[Records excerpted from a collection]
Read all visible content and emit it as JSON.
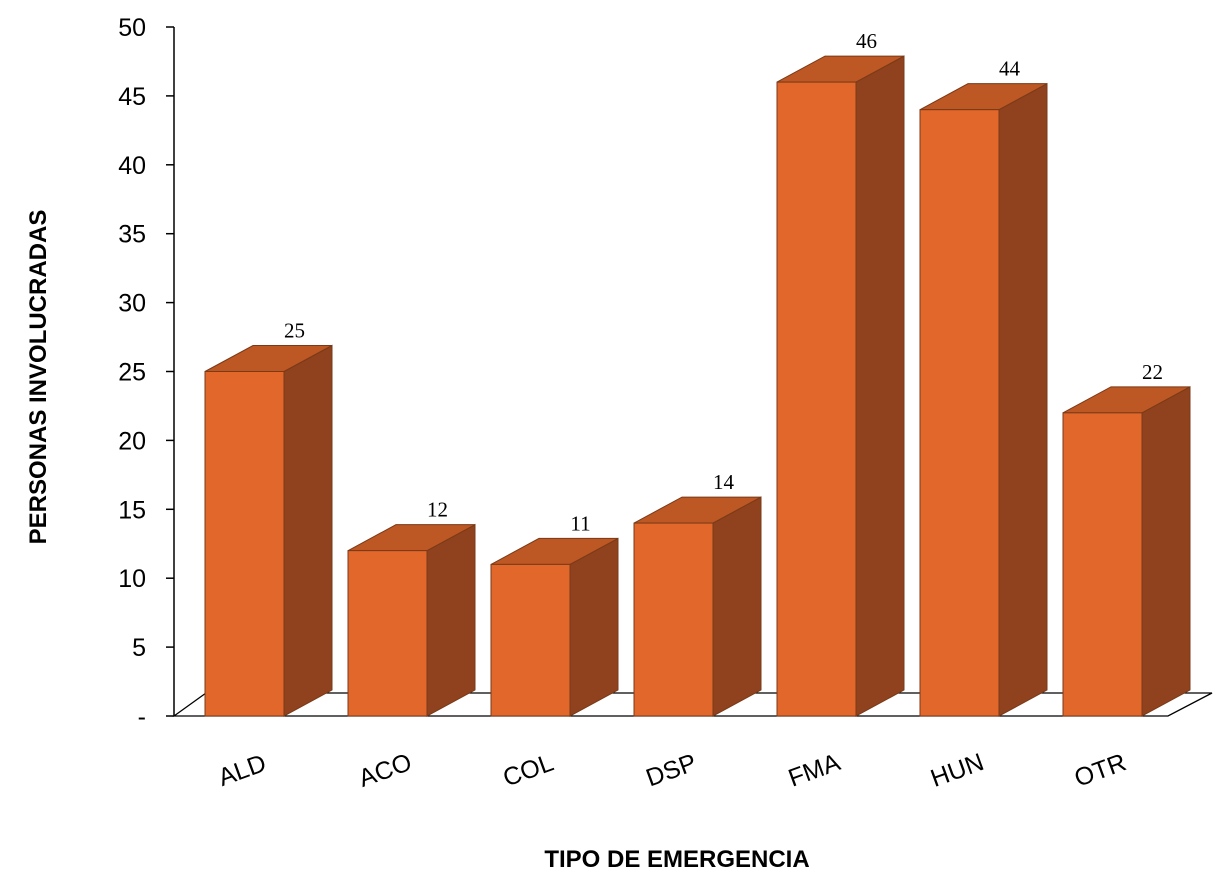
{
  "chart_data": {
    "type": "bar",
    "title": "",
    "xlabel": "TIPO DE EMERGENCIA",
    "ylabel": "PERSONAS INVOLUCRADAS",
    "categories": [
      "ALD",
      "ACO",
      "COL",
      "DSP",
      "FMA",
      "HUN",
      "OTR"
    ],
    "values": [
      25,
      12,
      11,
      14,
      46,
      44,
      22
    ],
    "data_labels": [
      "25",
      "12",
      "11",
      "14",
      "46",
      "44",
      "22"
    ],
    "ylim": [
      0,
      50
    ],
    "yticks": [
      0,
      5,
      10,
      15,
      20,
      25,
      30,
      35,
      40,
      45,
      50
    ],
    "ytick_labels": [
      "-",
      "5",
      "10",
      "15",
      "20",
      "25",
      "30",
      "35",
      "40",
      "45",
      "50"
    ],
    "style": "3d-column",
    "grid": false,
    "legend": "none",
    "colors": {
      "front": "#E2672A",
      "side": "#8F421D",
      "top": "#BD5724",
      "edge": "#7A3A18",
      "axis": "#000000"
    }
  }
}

• **Brief**
Copy the listing in full and without alteration, omitting every picture.

• **Task output**
Read all visible content and emit it as JSON.
{
  "chart_data": {
    "type": "bar",
    "title": "",
    "xlabel": "TIPO DE EMERGENCIA",
    "ylabel": "PERSONAS INVOLUCRADAS",
    "categories": [
      "ALD",
      "ACO",
      "COL",
      "DSP",
      "FMA",
      "HUN",
      "OTR"
    ],
    "values": [
      25,
      12,
      11,
      14,
      46,
      44,
      22
    ],
    "data_labels": [
      "25",
      "12",
      "11",
      "14",
      "46",
      "44",
      "22"
    ],
    "ylim": [
      0,
      50
    ],
    "yticks": [
      0,
      5,
      10,
      15,
      20,
      25,
      30,
      35,
      40,
      45,
      50
    ],
    "ytick_labels": [
      "-",
      "5",
      "10",
      "15",
      "20",
      "25",
      "30",
      "35",
      "40",
      "45",
      "50"
    ],
    "style": "3d-column",
    "grid": false,
    "legend": "none",
    "colors": {
      "front": "#E2672A",
      "side": "#8F421D",
      "top": "#BD5724",
      "edge": "#7A3A18",
      "axis": "#000000"
    }
  }
}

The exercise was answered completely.